Short task
Every line with the string "易错项为" should be gathered.

>> Start Dataset rows

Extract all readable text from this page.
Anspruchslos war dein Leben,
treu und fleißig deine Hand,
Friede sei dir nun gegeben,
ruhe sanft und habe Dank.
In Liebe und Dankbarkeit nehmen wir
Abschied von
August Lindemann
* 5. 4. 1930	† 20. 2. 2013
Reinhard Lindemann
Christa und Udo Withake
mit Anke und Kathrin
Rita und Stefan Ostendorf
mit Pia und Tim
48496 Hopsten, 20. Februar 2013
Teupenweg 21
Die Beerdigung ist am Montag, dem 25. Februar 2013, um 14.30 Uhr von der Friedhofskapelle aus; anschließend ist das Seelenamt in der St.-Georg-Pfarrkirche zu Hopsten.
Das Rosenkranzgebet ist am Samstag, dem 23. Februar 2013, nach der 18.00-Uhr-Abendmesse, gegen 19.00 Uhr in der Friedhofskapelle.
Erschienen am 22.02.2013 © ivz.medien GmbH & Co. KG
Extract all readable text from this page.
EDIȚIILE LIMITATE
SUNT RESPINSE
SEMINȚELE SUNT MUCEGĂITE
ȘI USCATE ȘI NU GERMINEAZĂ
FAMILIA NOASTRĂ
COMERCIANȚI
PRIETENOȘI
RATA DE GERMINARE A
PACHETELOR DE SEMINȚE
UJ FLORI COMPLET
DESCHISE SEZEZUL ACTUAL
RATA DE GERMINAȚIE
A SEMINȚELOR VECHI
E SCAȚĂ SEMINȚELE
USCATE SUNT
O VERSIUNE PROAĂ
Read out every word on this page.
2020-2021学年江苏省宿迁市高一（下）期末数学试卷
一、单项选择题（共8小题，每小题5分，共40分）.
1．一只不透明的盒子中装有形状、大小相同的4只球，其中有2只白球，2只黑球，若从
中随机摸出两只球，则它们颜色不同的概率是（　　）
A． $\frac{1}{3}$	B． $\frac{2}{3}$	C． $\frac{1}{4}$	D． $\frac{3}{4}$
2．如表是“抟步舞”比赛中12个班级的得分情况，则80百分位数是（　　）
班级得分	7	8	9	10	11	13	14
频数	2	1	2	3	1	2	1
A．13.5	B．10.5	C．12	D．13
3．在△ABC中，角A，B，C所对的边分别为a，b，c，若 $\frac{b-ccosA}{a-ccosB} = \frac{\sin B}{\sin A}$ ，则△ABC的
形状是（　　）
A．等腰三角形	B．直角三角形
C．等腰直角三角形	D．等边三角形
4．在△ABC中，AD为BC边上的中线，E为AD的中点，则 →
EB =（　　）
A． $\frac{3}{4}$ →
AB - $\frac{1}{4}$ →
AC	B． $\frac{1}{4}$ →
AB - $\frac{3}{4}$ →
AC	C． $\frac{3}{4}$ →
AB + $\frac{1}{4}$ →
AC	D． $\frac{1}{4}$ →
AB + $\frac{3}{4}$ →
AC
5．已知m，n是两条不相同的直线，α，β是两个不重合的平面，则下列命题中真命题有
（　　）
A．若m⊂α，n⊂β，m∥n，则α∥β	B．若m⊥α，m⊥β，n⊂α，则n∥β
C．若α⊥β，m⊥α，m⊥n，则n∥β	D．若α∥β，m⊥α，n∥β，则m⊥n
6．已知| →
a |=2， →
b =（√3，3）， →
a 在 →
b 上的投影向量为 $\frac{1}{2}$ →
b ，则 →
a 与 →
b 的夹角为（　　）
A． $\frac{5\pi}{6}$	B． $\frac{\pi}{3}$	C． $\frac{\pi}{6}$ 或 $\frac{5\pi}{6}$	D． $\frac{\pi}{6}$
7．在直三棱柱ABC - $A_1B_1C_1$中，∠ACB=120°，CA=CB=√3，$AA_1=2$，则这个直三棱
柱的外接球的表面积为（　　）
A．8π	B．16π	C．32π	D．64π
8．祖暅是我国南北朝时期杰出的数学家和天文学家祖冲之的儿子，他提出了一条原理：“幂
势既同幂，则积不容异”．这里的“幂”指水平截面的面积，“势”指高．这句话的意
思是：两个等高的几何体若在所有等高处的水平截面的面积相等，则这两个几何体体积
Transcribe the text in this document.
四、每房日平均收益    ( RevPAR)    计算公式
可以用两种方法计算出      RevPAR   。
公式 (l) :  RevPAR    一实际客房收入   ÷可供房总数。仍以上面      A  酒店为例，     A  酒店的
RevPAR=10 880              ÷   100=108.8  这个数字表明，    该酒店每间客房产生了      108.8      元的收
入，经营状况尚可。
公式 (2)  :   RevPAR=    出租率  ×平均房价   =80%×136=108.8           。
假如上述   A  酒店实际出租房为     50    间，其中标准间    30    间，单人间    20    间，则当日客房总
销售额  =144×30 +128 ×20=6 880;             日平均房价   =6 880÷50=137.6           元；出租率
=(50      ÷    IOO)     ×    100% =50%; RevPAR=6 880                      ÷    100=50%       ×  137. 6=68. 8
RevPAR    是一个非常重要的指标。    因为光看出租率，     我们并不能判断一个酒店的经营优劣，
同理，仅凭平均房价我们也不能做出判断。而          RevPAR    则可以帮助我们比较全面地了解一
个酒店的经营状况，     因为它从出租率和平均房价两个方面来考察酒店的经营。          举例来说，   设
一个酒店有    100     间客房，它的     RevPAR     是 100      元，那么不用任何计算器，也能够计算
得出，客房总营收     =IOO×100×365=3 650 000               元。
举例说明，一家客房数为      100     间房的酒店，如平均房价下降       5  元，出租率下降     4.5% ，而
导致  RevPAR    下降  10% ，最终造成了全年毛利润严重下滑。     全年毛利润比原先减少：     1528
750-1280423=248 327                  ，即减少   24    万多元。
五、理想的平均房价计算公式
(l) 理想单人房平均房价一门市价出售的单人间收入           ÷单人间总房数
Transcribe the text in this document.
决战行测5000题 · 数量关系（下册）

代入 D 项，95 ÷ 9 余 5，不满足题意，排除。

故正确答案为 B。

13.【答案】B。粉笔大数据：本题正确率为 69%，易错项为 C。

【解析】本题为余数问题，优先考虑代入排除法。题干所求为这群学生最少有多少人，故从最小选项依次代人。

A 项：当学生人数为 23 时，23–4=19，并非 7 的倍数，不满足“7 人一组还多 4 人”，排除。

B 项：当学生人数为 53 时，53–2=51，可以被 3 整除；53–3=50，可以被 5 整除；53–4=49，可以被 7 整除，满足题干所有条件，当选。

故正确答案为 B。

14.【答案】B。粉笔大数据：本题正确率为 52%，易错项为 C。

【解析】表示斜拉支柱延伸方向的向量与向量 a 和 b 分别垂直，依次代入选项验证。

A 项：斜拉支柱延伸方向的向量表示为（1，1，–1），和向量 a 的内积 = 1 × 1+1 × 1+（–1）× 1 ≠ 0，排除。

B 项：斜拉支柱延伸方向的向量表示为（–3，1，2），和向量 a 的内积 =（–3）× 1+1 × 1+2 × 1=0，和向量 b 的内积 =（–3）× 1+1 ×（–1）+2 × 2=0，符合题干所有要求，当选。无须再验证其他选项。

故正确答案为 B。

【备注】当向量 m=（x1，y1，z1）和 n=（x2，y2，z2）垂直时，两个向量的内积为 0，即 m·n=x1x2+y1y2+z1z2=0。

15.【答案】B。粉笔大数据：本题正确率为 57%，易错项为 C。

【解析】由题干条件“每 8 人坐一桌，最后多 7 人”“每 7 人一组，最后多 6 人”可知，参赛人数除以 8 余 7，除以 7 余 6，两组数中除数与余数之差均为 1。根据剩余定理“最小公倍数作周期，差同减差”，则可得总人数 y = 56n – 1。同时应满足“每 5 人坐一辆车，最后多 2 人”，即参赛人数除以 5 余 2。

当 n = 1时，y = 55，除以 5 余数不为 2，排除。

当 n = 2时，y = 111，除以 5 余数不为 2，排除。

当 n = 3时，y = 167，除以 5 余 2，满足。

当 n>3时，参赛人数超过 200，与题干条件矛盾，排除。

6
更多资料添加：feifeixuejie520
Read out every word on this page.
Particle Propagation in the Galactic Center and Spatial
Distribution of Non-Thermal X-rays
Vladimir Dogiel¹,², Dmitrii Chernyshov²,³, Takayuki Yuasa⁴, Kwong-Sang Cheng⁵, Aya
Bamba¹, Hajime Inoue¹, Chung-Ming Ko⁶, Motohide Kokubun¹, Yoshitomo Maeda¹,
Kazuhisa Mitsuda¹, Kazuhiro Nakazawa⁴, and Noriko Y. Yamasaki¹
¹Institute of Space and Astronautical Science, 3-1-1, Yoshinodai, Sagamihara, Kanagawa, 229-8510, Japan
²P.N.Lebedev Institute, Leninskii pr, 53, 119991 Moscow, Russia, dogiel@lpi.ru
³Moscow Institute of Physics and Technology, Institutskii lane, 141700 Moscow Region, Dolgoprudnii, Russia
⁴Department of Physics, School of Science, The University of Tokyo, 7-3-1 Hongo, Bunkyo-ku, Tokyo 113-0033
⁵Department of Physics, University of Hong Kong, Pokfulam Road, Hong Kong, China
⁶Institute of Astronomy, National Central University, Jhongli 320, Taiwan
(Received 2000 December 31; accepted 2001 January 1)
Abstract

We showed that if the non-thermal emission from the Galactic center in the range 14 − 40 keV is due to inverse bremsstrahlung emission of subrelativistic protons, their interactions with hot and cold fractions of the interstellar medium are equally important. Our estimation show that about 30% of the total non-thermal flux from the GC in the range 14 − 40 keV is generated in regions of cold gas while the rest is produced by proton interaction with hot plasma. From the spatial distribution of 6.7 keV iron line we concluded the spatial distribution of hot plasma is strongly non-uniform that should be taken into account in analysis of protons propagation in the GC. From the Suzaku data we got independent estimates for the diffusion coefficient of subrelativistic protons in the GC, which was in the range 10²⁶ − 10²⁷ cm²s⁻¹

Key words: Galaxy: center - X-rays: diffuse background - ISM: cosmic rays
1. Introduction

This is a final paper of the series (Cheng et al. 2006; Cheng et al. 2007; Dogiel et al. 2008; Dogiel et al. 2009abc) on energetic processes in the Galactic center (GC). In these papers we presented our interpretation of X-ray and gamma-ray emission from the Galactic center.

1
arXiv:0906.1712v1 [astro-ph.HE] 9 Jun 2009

>> End Dataset rows

Task output
13.【答案】B。粉笔大数据：本题正确率为 69%，易错项为 C。
14.【答案】B。粉笔大数据：本题正确率为 52%，易错项为 C。
15.【答案】B。粉笔大数据：本题正确率为 57%，易错项为 C。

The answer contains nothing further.